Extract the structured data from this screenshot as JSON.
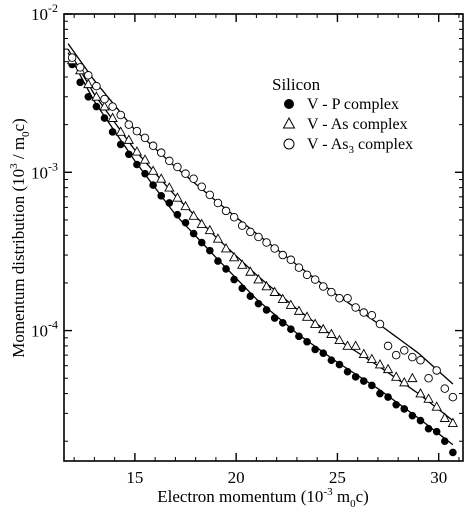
{
  "chart_data": {
    "type": "scatter",
    "xlabel": "Electron momentum (10",
    "xlabel_sup": "-3",
    "xlabel_tail": " m",
    "xlabel_sub": "0",
    "xlabel_end": "c)",
    "ylabel": "Momentum distribution (10",
    "ylabel_sup": "3",
    "ylabel_mid": " / m",
    "ylabel_sub": "0",
    "ylabel_end": "c)",
    "xlim": [
      11.5,
      31.2
    ],
    "ylim_log": [
      1.5e-05,
      0.01
    ],
    "yscale": "log",
    "x_ticks": [
      15,
      20,
      25,
      30
    ],
    "x_tick_labels": [
      "15",
      "20",
      "25",
      "30"
    ],
    "y_ticks": [
      0.01,
      0.001,
      0.0001
    ],
    "y_tick_base": "10",
    "y_tick_exps": [
      "-2",
      "-3",
      "-4"
    ],
    "grid": false,
    "legend_placement": "top-right",
    "legend_title": "Silicon",
    "series": [
      {
        "name": "V - P complex",
        "name_sub": "",
        "name_tail": "",
        "marker": "filled-circle",
        "x": [
          11.9,
          12.3,
          12.7,
          13.1,
          13.5,
          13.9,
          14.3,
          14.7,
          15.1,
          15.5,
          15.9,
          16.3,
          16.7,
          17.1,
          17.5,
          17.9,
          18.3,
          18.7,
          19.1,
          19.5,
          19.9,
          20.3,
          20.7,
          21.1,
          21.5,
          21.9,
          22.3,
          22.7,
          23.1,
          23.5,
          23.9,
          24.3,
          24.7,
          25.1,
          25.5,
          25.9,
          26.3,
          26.7,
          27.1,
          27.5,
          27.9,
          28.3,
          28.7,
          29.1,
          29.5,
          29.9,
          30.3,
          30.7
        ],
        "y": [
          0.0048,
          0.0037,
          0.003,
          0.0026,
          0.0022,
          0.0018,
          0.0015,
          0.0013,
          0.00112,
          0.00098,
          0.00083,
          0.00071,
          0.00064,
          0.00054,
          0.00048,
          0.00041,
          0.00036,
          0.00032,
          0.000275,
          0.000245,
          0.00021,
          0.000185,
          0.000165,
          0.000148,
          0.000135,
          0.00012,
          0.000112,
          0.000102,
          9.2e-05,
          8.5e-05,
          7.6e-05,
          7.2e-05,
          6.5e-05,
          6.1e-05,
          5.5e-05,
          5.1e-05,
          4.8e-05,
          4.5e-05,
          4e-05,
          3.8e-05,
          3.4e-05,
          3.2e-05,
          2.9e-05,
          2.7e-05,
          2.4e-05,
          2.3e-05,
          2e-05,
          1.7e-05
        ]
      },
      {
        "name": "V - As complex",
        "name_sub": "",
        "name_tail": "",
        "marker": "open-triangle",
        "x": [
          11.9,
          12.3,
          12.7,
          13.1,
          13.5,
          13.9,
          14.3,
          14.7,
          15.1,
          15.5,
          15.9,
          16.3,
          16.7,
          17.1,
          17.5,
          17.9,
          18.3,
          18.7,
          19.1,
          19.5,
          19.9,
          20.3,
          20.7,
          21.1,
          21.5,
          21.9,
          22.3,
          22.7,
          23.1,
          23.5,
          23.9,
          24.3,
          24.7,
          25.1,
          25.5,
          25.9,
          26.3,
          26.7,
          27.1,
          27.5,
          27.9,
          28.3,
          28.7,
          29.1,
          29.5,
          29.9,
          30.3,
          30.7
        ],
        "y": [
          0.0051,
          0.0044,
          0.0036,
          0.003,
          0.0026,
          0.0022,
          0.0018,
          0.0016,
          0.00135,
          0.0012,
          0.00102,
          0.00091,
          0.0008,
          0.00069,
          0.00061,
          0.00053,
          0.00047,
          0.00043,
          0.00038,
          0.00033,
          0.00029,
          0.00026,
          0.000235,
          0.00021,
          0.00019,
          0.000175,
          0.000158,
          0.000145,
          0.000133,
          0.000122,
          0.00011,
          0.000102,
          9.5e-05,
          8.7e-05,
          8e-05,
          8e-05,
          7.1e-05,
          6.6e-05,
          6.1e-05,
          5.7e-05,
          5.1e-05,
          4.7e-05,
          5e-05,
          4e-05,
          3.7e-05,
          3.3e-05,
          2.8e-05,
          2.6e-05
        ]
      },
      {
        "name": "V - As",
        "name_sub": "3",
        "name_tail": " complex",
        "marker": "open-circle",
        "x": [
          11.9,
          12.3,
          12.7,
          13.1,
          13.5,
          13.9,
          14.3,
          14.7,
          15.1,
          15.5,
          15.9,
          16.3,
          16.7,
          17.1,
          17.5,
          17.9,
          18.3,
          18.7,
          19.1,
          19.5,
          19.9,
          20.3,
          20.7,
          21.1,
          21.5,
          21.9,
          22.3,
          22.7,
          23.1,
          23.5,
          23.9,
          24.3,
          24.7,
          25.1,
          25.5,
          25.9,
          26.3,
          26.7,
          27.1,
          27.5,
          27.9,
          28.3,
          28.7,
          29.1,
          29.5,
          29.9,
          30.3,
          30.7
        ],
        "y": [
          0.0053,
          0.0046,
          0.0041,
          0.0035,
          0.0029,
          0.0026,
          0.0023,
          0.002,
          0.00182,
          0.00165,
          0.00147,
          0.00133,
          0.00118,
          0.00108,
          0.00098,
          0.00091,
          0.00081,
          0.00072,
          0.00064,
          0.00057,
          0.00052,
          0.00046,
          0.00042,
          0.00039,
          0.00036,
          0.00033,
          0.0003,
          0.00028,
          0.00025,
          0.000225,
          0.00021,
          0.00019,
          0.000175,
          0.00016,
          0.00016,
          0.00014,
          0.00013,
          0.000125,
          0.00011,
          8e-05,
          7e-05,
          7.5e-05,
          6.8e-05,
          6.5e-05,
          5e-05,
          5.6e-05,
          4.3e-05,
          3.8e-05
        ]
      }
    ],
    "fit_curves": [
      {
        "a": 0.0275,
        "b": 0.00067,
        "c": -5.4
      },
      {
        "a": 0.033,
        "b": 0.0007,
        "c": -5.2
      },
      {
        "a": 0.039,
        "b": 0.00052,
        "c": -4.8
      }
    ]
  }
}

__PROBLEM__:
Using the listing above, pull out all lines that hold the word "circle".

__COMPLETE ANSWER__:
        "marker": "filled-circle",
        "marker": "open-circle",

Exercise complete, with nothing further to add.